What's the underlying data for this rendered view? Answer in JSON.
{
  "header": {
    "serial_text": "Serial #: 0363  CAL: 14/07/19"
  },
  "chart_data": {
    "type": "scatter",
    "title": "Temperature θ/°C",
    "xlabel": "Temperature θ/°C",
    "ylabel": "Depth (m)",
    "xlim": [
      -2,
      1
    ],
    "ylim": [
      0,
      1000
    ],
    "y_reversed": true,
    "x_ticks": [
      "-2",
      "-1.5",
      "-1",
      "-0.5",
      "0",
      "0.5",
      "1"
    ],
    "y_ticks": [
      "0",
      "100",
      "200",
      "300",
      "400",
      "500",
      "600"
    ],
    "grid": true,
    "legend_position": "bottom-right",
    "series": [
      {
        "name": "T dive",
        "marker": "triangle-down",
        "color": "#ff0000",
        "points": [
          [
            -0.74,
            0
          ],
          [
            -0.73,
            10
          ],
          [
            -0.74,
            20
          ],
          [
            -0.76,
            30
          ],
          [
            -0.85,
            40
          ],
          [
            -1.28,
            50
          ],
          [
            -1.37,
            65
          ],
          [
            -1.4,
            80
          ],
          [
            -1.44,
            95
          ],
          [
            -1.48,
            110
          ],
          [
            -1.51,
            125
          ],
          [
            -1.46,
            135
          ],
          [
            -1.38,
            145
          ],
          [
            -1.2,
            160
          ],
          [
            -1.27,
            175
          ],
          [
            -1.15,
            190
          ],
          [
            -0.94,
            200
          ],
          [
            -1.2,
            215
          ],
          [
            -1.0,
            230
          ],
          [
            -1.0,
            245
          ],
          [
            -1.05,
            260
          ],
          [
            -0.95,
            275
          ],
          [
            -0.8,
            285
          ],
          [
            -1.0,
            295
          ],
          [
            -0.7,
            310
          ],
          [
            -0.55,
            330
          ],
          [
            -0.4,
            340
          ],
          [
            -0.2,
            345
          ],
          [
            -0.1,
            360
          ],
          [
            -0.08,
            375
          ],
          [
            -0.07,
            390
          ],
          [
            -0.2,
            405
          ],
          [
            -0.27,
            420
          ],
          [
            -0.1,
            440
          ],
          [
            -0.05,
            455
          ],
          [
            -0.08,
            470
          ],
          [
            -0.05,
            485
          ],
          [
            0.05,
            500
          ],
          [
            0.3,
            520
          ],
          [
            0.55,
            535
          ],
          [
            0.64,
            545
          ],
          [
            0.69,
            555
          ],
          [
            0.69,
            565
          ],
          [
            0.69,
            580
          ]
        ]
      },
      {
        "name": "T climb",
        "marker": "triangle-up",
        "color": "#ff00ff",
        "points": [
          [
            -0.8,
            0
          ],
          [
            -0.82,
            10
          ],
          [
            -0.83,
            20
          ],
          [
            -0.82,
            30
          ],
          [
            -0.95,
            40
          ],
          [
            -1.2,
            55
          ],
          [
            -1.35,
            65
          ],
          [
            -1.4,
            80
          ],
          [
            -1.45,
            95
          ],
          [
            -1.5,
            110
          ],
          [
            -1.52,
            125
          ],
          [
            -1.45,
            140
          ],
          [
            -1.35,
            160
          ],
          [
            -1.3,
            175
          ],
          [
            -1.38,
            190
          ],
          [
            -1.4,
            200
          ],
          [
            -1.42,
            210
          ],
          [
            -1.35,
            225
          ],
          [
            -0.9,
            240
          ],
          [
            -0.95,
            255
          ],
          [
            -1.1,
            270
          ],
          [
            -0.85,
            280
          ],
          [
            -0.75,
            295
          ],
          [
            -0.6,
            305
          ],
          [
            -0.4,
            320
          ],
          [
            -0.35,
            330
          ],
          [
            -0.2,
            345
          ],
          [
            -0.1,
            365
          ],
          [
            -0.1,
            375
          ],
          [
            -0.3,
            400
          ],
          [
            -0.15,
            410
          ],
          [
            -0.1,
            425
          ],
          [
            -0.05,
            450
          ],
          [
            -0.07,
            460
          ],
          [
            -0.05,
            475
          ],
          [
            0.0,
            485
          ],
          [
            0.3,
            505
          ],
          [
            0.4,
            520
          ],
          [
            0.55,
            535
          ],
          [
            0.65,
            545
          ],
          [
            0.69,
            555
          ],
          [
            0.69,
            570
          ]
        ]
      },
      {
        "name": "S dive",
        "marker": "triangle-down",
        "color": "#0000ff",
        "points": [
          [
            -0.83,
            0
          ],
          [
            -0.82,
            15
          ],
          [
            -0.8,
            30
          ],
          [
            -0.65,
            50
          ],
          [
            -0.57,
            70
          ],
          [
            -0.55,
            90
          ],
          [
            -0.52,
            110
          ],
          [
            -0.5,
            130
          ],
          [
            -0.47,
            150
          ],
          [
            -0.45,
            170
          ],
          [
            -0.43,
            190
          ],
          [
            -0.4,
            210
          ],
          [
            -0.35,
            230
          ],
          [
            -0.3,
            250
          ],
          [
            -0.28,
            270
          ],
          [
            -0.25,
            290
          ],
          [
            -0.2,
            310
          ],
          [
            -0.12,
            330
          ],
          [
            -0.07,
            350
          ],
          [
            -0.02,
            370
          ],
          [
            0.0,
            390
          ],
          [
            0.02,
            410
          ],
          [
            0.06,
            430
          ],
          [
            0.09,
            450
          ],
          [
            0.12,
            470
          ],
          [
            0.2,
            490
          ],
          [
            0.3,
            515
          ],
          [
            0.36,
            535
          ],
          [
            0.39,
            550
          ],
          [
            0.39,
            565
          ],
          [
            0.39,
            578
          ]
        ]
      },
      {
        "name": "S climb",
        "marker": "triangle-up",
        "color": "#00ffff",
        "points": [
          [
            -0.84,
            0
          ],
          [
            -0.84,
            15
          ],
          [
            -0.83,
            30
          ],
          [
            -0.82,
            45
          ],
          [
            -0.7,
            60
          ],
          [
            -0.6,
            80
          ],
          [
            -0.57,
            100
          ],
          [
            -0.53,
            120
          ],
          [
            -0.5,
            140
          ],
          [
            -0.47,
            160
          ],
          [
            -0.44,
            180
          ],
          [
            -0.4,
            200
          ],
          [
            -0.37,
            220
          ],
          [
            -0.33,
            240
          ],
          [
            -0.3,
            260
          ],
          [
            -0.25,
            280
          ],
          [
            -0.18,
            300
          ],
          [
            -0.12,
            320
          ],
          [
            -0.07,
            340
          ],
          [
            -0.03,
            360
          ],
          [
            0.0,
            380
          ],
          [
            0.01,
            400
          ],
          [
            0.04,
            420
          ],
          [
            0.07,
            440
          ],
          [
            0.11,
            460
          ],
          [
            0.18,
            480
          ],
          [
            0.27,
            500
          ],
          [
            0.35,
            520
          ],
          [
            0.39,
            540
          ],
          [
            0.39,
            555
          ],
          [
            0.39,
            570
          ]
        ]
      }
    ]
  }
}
**********
• _Directions_: Filter the listing for the word "name" and copy every line that holds it.

• _Completed exercise_:
        "name": "T dive",
        "name": "T climb",
        "name": "S dive",
        "name": "S climb",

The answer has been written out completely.